◆ Exercise goal
Please print every record below exactly as it appears.

•••••

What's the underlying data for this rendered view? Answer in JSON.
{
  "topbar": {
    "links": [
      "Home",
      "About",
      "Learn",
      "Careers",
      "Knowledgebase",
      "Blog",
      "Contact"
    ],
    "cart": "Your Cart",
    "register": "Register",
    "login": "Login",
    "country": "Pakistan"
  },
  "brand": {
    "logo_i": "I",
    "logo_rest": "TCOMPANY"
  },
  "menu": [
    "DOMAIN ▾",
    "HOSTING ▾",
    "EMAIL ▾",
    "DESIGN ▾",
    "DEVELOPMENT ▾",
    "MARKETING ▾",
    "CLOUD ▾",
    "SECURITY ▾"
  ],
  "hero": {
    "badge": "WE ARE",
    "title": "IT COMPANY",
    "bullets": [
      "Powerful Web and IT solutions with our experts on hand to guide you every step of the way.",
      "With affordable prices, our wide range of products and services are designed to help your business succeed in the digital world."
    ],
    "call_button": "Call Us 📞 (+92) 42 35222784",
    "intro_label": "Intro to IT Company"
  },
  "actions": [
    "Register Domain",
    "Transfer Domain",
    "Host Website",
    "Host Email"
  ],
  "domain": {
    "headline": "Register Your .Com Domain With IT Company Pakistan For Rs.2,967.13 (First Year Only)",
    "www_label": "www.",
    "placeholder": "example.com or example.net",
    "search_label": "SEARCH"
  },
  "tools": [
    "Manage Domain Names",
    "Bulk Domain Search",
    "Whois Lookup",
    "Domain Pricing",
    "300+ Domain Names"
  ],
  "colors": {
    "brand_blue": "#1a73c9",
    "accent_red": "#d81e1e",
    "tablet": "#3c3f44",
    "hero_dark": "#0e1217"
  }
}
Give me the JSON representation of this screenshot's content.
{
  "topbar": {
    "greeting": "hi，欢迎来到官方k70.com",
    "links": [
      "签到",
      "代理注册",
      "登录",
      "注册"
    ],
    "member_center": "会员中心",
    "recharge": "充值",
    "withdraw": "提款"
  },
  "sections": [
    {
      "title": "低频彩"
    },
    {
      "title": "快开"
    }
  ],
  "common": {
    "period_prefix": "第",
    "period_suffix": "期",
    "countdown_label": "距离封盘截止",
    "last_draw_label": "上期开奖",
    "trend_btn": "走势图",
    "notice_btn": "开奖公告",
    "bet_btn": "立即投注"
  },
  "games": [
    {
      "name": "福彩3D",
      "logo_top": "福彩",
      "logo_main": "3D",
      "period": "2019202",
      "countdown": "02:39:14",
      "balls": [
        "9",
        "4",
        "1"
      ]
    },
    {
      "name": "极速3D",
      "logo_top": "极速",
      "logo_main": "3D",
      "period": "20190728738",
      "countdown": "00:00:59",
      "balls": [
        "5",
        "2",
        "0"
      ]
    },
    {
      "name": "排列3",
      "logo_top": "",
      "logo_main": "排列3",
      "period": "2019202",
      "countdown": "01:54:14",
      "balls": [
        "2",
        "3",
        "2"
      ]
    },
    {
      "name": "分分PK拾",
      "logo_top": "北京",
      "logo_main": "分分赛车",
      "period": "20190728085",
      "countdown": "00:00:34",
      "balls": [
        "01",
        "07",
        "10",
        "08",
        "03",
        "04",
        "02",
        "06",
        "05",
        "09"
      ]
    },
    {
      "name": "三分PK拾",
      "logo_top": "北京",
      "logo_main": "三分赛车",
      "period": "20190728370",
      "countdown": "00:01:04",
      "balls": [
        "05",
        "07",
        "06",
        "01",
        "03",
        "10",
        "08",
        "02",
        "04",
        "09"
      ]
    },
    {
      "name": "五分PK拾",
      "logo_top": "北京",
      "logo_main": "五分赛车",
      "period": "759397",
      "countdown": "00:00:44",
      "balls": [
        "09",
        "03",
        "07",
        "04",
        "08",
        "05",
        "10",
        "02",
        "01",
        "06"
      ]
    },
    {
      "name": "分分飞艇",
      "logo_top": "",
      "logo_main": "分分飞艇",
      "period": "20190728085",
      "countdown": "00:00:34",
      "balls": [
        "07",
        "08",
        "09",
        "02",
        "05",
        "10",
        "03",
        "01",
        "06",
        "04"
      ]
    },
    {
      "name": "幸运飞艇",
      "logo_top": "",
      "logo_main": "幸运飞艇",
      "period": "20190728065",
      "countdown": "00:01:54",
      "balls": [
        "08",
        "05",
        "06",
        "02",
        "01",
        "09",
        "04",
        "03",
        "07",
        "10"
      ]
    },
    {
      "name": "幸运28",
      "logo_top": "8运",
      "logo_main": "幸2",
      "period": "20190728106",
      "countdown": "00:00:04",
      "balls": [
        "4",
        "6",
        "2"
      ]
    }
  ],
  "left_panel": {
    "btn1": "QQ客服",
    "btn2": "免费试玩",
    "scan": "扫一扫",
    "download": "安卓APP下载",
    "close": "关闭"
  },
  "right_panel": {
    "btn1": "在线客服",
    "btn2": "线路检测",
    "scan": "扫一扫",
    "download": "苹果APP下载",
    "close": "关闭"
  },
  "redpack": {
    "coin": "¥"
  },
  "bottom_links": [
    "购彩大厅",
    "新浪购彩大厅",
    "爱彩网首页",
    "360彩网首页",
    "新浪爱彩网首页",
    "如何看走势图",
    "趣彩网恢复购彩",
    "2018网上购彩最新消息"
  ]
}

•••••

◆ Response below
What's the underlying data for this rendered view? Answer in JSON.
{
  "topbar": {
    "links": [
      "Home",
      "About",
      "Learn",
      "Careers",
      "Knowledgebase",
      "Blog",
      "Contact"
    ],
    "cart": "Your Cart",
    "register": "Register",
    "login": "Login",
    "country": "Pakistan"
  },
  "brand": {
    "logo_i": "I",
    "logo_rest": "TCOMPANY"
  },
  "menu": [
    "DOMAIN ▾",
    "HOSTING ▾",
    "EMAIL ▾",
    "DESIGN ▾",
    "DEVELOPMENT ▾",
    "MARKETING ▾",
    "CLOUD ▾",
    "SECURITY ▾"
  ],
  "hero": {
    "badge": "WE ARE",
    "title": "IT COMPANY",
    "bullets": [
      "Powerful Web and IT solutions with our experts on hand to guide you every step of the way.",
      "With affordable prices, our wide range of products and services are designed to help your business succeed in the digital world."
    ],
    "call_button": "Call Us 📞 (+92) 42 35222784",
    "intro_label": "Intro to IT Company"
  },
  "actions": [
    "Register Domain",
    "Transfer Domain",
    "Host Website",
    "Host Email"
  ],
  "domain": {
    "headline": "Register Your .Com Domain With IT Company Pakistan For Rs.2,967.13 (First Year Only)",
    "www_label": "www.",
    "placeholder": "example.com or example.net",
    "search_label": "SEARCH"
  },
  "tools": [
    "Manage Domain Names",
    "Bulk Domain Search",
    "Whois Lookup",
    "Domain Pricing",
    "300+ Domain Names"
  ],
  "colors": {
    "brand_blue": "#1a73c9",
    "accent_red": "#d81e1e",
    "tablet": "#3c3f44",
    "hero_dark": "#0e1217"
  }
}
Give me the JSON representation of this screenshot's content.
{
  "topbar": {
    "greeting": "hi，欢迎来到官方k70.com",
    "links": [
      "签到",
      "代理注册",
      "登录",
      "注册"
    ],
    "member_center": "会员中心",
    "recharge": "充值",
    "withdraw": "提款"
  },
  "sections": [
    {
      "title": "低频彩"
    },
    {
      "title": "快开"
    }
  ],
  "common": {
    "period_prefix": "第",
    "period_suffix": "期",
    "countdown_label": "距离封盘截止",
    "last_draw_label": "上期开奖",
    "trend_btn": "走势图",
    "notice_btn": "开奖公告",
    "bet_btn": "立即投注"
  },
  "games": [
    {
      "name": "福彩3D",
      "logo_top": "福彩",
      "logo_main": "3D",
      "period": "2019202",
      "countdown": "02:39:14",
      "balls": [
        "9",
        "4",
        "1"
      ]
    },
    {
      "name": "极速3D",
      "logo_top": "极速",
      "logo_main": "3D",
      "period": "20190728738",
      "countdown": "00:00:59",
      "balls": [
        "5",
        "2",
        "0"
      ]
    },
    {
      "name": "排列3",
      "logo_top": "",
      "logo_main": "排列3",
      "period": "2019202",
      "countdown": "01:54:14",
      "balls": [
        "2",
        "3",
        "2"
      ]
    },
    {
      "name": "分分PK拾",
      "logo_top": "北京",
      "logo_main": "分分赛车",
      "period": "20190728085",
      "countdown": "00:00:34",
      "balls": [
        "01",
        "07",
        "10",
        "08",
        "03",
        "04",
        "02",
        "06",
        "05",
        "09"
      ]
    },
    {
      "name": "三分PK拾",
      "logo_top": "北京",
      "logo_main": "三分赛车",
      "period": "20190728370",
      "countdown": "00:01:04",
      "balls": [
        "05",
        "07",
        "06",
        "01",
        "03",
        "10",
        "08",
        "02",
        "04",
        "09"
      ]
    },
    {
      "name": "五分PK拾",
      "logo_top": "北京",
      "logo_main": "五分赛车",
      "period": "759397",
      "countdown": "00:00:44",
      "balls": [
        "09",
        "03",
        "07",
        "04",
        "08",
        "05",
        "10",
        "02",
        "01",
        "06"
      ]
    },
    {
      "name": "分分飞艇",
      "logo_top": "",
      "logo_main": "分分飞艇",
      "period": "20190728085",
      "countdown": "00:00:34",
      "balls": [
        "07",
        "08",
        "09",
        "02",
        "05",
        "10",
        "03",
        "01",
        "06",
        "04"
      ]
    },
    {
      "name": "幸运飞艇",
      "logo_top": "",
      "logo_main": "幸运飞艇",
      "period": "20190728065",
      "countdown": "00:01:54",
      "balls": [
        "08",
        "05",
        "06",
        "02",
        "01",
        "09",
        "04",
        "03",
        "07",
        "10"
      ]
    },
    {
      "name": "幸运28",
      "logo_top": "8运",
      "logo_main": "幸2",
      "period": "20190728106",
      "countdown": "00:00:04",
      "balls": [
        "4",
        "6",
        "2"
      ]
    }
  ],
  "left_panel": {
    "btn1": "QQ客服",
    "btn2": "免费试玩",
    "scan": "扫一扫",
    "download": "安卓APP下载",
    "close": "关闭"
  },
  "right_panel": {
    "btn1": "在线客服",
    "btn2": "线路检测",
    "scan": "扫一扫",
    "download": "苹果APP下载",
    "close": "关闭"
  },
  "redpack": {
    "coin": "¥"
  },
  "bottom_links": [
    "购彩大厅",
    "新浪购彩大厅",
    "爱彩网首页",
    "360彩网首页",
    "新浪爱彩网首页",
    "如何看走势图",
    "趣彩网恢复购彩",
    "2018网上购彩最新消息"
  ]
}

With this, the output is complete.